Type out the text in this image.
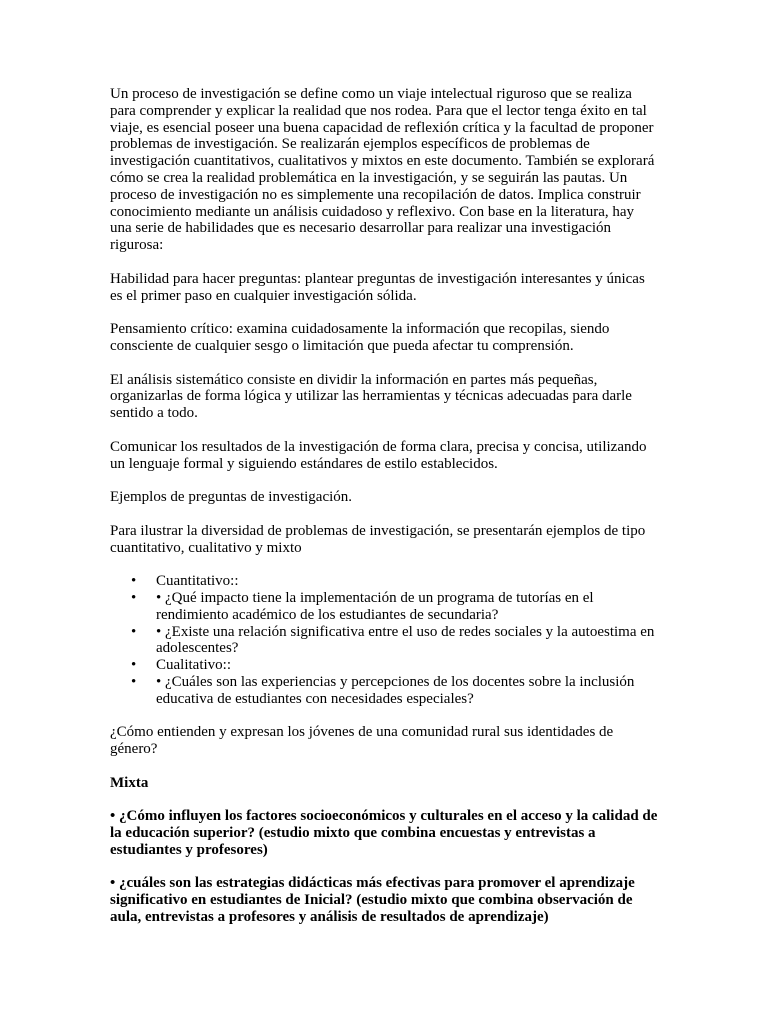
Un proceso de investigación se define como un viaje intelectual riguroso que se realiza para comprender y explicar la realidad que nos rodea. Para que el lector tenga éxito en tal viaje, es esencial poseer una buena capacidad de reflexión crítica y la facultad de proponer problemas de investigación. Se realizarán ejemplos específicos de problemas de investigación cuantitativos, cualitativos y mixtos en este documento. También se explorará cómo se crea la realidad problemática en la investigación, y se seguirán las pautas. Un proceso de investigación no es simplemente una recopilación de datos. Implica construir conocimiento mediante un análisis cuidadoso y reflexivo. Con base en la literatura, hay una serie de habilidades que es necesario desarrollar para realizar una investigación rigurosa:

Habilidad para hacer preguntas: plantear preguntas de investigación interesantes y únicas es el primer paso en cualquier investigación sólida.

Pensamiento crítico: examina cuidadosamente la información que recopilas, siendo consciente de cualquier sesgo o limitación que pueda afectar tu comprensión.

El análisis sistemático consiste en dividir la información en partes más pequeñas, organizarlas de forma lógica y utilizar las herramientas y técnicas adecuadas para darle sentido a todo.

Comunicar los resultados de la investigación de forma clara, precisa y concisa, utilizando un lenguaje formal y siguiendo estándares de estilo establecidos.

Ejemplos de preguntas de investigación.

Para ilustrar la diversidad de problemas de investigación, se presentarán ejemplos de tipo cuantitativo, cualitativo y mixto

• Cuantitativo::
• • ¿Qué impacto tiene la implementación de un programa de tutorías en el rendimiento académico de los estudiantes de secundaria?
• • ¿Existe una relación significativa entre el uso de redes sociales y la autoestima en adolescentes?
• Cualitativo::
• • ¿Cuáles son las experiencias y percepciones de los docentes sobre la inclusión educativa de estudiantes con necesidades especiales?

¿Cómo entienden y expresan los jóvenes de una comunidad rural sus identidades de género?

Mixta

• ¿Cómo influyen los factores socioeconómicos y culturales en el acceso y la calidad de la educación superior? (estudio mixto que combina encuestas y entrevistas a estudiantes y profesores)

• ¿cuáles son las estrategias didácticas más efectivas para promover el aprendizaje significativo en estudiantes de Inicial? (estudio mixto que combina observación de aula, entrevistas a profesores y análisis de resultados de aprendizaje)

__What you should do__.
Using the material above, retype each entry exactly and omit the pictures.

__Reply__.
Type out the text in this image.
Un proceso de investigación se define como un viaje intelectual riguroso que se realiza para comprender y explicar la realidad que nos rodea. Para que el lector tenga éxito en tal viaje, es esencial poseer una buena capacidad de reflexión crítica y la facultad de proponer problemas de investigación. Se realizarán ejemplos específicos de problemas de investigación cuantitativos, cualitativos y mixtos en este documento. También se explorará cómo se crea la realidad problemática en la investigación, y se seguirán las pautas. Un proceso de investigación no es simplemente una recopilación de datos. Implica construir conocimiento mediante un análisis cuidadoso y reflexivo. Con base en la literatura, hay una serie de habilidades que es necesario desarrollar para realizar una investigación rigurosa:

Habilidad para hacer preguntas: plantear preguntas de investigación interesantes y únicas es el primer paso en cualquier investigación sólida.

Pensamiento crítico: examina cuidadosamente la información que recopilas, siendo consciente de cualquier sesgo o limitación que pueda afectar tu comprensión.

El análisis sistemático consiste en dividir la información en partes más pequeñas, organizarlas de forma lógica y utilizar las herramientas y técnicas adecuadas para darle sentido a todo.

Comunicar los resultados de la investigación de forma clara, precisa y concisa, utilizando un lenguaje formal y siguiendo estándares de estilo establecidos.

Ejemplos de preguntas de investigación.

Para ilustrar la diversidad de problemas de investigación, se presentarán ejemplos de tipo cuantitativo, cualitativo y mixto

• Cuantitativo::
• • ¿Qué impacto tiene la implementación de un programa de tutorías en el rendimiento académico de los estudiantes de secundaria?
• • ¿Existe una relación significativa entre el uso de redes sociales y la autoestima en adolescentes?
• Cualitativo::
• • ¿Cuáles son las experiencias y percepciones de los docentes sobre la inclusión educativa de estudiantes con necesidades especiales?

¿Cómo entienden y expresan los jóvenes de una comunidad rural sus identidades de género?

Mixta

• ¿Cómo influyen los factores socioeconómicos y culturales en el acceso y la calidad de la educación superior? (estudio mixto que combina encuestas y entrevistas a estudiantes y profesores)

• ¿cuáles son las estrategias didácticas más efectivas para promover el aprendizaje significativo en estudiantes de Inicial? (estudio mixto que combina observación de aula, entrevistas a profesores y análisis de resultados de aprendizaje)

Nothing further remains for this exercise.